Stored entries
----
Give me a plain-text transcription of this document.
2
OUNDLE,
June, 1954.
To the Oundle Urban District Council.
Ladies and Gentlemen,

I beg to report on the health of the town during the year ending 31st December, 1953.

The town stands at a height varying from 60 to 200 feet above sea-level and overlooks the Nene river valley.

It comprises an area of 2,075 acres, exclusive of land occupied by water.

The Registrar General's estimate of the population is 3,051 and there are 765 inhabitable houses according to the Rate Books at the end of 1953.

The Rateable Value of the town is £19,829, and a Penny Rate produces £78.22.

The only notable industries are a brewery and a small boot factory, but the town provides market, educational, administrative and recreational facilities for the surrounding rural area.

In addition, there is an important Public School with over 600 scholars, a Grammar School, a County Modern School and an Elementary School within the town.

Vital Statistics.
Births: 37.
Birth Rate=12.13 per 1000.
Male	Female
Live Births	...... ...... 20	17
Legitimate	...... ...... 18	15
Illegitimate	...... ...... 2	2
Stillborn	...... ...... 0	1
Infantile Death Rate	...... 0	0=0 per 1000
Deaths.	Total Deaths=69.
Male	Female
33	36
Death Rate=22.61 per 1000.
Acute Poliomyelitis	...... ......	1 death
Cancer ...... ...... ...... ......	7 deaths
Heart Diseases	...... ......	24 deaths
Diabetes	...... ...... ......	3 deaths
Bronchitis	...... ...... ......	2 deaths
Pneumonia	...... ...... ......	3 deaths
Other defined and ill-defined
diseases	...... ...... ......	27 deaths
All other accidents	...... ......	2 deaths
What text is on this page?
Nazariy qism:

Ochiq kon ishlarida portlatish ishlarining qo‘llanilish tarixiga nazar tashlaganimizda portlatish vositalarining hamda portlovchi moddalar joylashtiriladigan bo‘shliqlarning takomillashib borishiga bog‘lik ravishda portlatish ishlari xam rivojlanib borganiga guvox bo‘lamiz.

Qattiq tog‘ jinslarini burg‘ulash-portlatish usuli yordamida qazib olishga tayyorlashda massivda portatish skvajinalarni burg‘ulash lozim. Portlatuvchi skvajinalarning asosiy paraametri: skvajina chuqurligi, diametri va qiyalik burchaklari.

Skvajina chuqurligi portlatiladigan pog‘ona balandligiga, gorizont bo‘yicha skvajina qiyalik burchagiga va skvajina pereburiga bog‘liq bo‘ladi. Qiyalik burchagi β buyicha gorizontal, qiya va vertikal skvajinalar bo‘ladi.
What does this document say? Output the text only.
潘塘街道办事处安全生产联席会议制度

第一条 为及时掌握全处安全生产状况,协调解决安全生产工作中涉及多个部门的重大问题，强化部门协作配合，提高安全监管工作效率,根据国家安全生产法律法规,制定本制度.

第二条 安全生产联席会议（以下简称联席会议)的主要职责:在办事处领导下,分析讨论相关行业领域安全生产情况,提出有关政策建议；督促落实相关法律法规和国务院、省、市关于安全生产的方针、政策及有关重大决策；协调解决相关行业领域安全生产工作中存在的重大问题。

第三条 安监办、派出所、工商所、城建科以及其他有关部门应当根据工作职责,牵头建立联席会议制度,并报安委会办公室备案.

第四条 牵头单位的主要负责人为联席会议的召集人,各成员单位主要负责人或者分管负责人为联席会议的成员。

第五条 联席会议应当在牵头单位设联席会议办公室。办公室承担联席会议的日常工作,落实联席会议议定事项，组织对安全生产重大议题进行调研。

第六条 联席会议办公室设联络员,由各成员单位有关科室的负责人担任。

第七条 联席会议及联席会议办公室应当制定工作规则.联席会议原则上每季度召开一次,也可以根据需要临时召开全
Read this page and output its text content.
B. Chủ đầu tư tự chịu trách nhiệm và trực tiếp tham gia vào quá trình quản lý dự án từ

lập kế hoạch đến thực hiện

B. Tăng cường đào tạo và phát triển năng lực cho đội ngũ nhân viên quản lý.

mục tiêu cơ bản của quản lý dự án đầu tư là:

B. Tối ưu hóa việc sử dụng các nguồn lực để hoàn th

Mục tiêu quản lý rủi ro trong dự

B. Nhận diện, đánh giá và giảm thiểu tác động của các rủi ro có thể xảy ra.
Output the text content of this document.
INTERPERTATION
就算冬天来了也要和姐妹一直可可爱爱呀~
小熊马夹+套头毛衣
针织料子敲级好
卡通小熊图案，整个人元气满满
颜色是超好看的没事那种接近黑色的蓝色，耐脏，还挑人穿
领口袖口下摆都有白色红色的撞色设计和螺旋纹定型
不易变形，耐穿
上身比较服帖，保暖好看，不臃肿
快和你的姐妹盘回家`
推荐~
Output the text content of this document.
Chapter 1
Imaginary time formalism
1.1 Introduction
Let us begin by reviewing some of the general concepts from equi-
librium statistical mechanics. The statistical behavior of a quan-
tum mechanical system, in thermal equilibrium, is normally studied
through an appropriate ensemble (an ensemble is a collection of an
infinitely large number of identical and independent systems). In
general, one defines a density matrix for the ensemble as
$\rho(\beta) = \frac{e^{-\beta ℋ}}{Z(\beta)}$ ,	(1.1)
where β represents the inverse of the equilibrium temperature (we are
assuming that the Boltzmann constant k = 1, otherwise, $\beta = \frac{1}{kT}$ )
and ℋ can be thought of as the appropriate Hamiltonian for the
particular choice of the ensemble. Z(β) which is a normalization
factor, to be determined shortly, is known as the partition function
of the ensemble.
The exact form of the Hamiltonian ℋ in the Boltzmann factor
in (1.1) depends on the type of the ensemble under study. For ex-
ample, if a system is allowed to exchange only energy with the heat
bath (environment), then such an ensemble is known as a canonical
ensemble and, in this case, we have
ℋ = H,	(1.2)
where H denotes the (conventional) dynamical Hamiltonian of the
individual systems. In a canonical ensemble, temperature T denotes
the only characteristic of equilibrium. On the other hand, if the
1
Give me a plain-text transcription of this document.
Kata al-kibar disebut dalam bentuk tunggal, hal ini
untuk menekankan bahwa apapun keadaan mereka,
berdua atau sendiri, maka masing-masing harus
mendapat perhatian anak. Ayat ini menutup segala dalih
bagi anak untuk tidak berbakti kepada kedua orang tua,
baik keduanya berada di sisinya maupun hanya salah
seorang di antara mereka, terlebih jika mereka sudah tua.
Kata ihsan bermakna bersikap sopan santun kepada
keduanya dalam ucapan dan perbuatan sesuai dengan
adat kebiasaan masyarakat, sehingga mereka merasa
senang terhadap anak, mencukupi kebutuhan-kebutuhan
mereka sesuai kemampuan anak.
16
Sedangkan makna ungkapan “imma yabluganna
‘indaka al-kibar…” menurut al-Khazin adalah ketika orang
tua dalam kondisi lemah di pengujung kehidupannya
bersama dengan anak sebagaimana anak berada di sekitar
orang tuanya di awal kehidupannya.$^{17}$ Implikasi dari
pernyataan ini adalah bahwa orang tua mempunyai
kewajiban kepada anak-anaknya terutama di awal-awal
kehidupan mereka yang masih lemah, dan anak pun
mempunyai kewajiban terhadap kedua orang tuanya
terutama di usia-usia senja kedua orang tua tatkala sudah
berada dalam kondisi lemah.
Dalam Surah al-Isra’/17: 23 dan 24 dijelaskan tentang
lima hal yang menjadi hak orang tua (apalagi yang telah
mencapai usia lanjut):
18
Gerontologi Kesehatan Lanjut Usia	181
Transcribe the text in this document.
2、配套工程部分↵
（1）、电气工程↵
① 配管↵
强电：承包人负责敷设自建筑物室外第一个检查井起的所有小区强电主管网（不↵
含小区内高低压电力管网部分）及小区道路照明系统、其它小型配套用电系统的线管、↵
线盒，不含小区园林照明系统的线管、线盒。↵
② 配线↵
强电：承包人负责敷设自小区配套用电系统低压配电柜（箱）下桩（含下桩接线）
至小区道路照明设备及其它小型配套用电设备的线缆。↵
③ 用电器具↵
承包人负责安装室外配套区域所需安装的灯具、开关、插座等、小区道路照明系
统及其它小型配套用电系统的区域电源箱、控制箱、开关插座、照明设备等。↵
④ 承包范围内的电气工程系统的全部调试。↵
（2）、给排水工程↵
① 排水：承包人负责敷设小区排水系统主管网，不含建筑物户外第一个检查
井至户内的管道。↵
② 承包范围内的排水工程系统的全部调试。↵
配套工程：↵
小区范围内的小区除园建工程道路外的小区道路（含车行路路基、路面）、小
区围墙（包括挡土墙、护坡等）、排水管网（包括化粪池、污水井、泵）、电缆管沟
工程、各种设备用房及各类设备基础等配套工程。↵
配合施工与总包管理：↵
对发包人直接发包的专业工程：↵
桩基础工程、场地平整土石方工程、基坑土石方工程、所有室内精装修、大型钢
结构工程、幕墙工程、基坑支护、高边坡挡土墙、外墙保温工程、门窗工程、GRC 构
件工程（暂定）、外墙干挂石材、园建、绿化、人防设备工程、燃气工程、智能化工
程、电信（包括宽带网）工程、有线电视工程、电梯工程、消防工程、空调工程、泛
----
### EXERCISE DESCRIPTION
Take the line holding "Transcribe the text in this document." and all lines after it through the end of the data, and set them down exactly.

### RESULT OF THE TASK
Transcribe the text in this document.
2、配套工程部分↵
（1）、电气工程↵
① 配管↵
强电：承包人负责敷设自建筑物室外第一个检查井起的所有小区强电主管网（不↵
含小区内高低压电力管网部分）及小区道路照明系统、其它小型配套用电系统的线管、↵
线盒，不含小区园林照明系统的线管、线盒。↵
② 配线↵
强电：承包人负责敷设自小区配套用电系统低压配电柜（箱）下桩（含下桩接线）
至小区道路照明设备及其它小型配套用电设备的线缆。↵
③ 用电器具↵
承包人负责安装室外配套区域所需安装的灯具、开关、插座等、小区道路照明系
统及其它小型配套用电系统的区域电源箱、控制箱、开关插座、照明设备等。↵
④ 承包范围内的电气工程系统的全部调试。↵
（2）、给排水工程↵
① 排水：承包人负责敷设小区排水系统主管网，不含建筑物户外第一个检查
井至户内的管道。↵
② 承包范围内的排水工程系统的全部调试。↵
配套工程：↵
小区范围内的小区除园建工程道路外的小区道路（含车行路路基、路面）、小
区围墙（包括挡土墙、护坡等）、排水管网（包括化粪池、污水井、泵）、电缆管沟
工程、各种设备用房及各类设备基础等配套工程。↵
配合施工与总包管理：↵
对发包人直接发包的专业工程：↵
桩基础工程、场地平整土石方工程、基坑土石方工程、所有室内精装修、大型钢
结构工程、幕墙工程、基坑支护、高边坡挡土墙、外墙保温工程、门窗工程、GRC 构
件工程（暂定）、外墙干挂石材、园建、绿化、人防设备工程、燃气工程、智能化工
程、电信（包括宽带网）工程、有线电视工程、电梯工程、消防工程、空调工程、泛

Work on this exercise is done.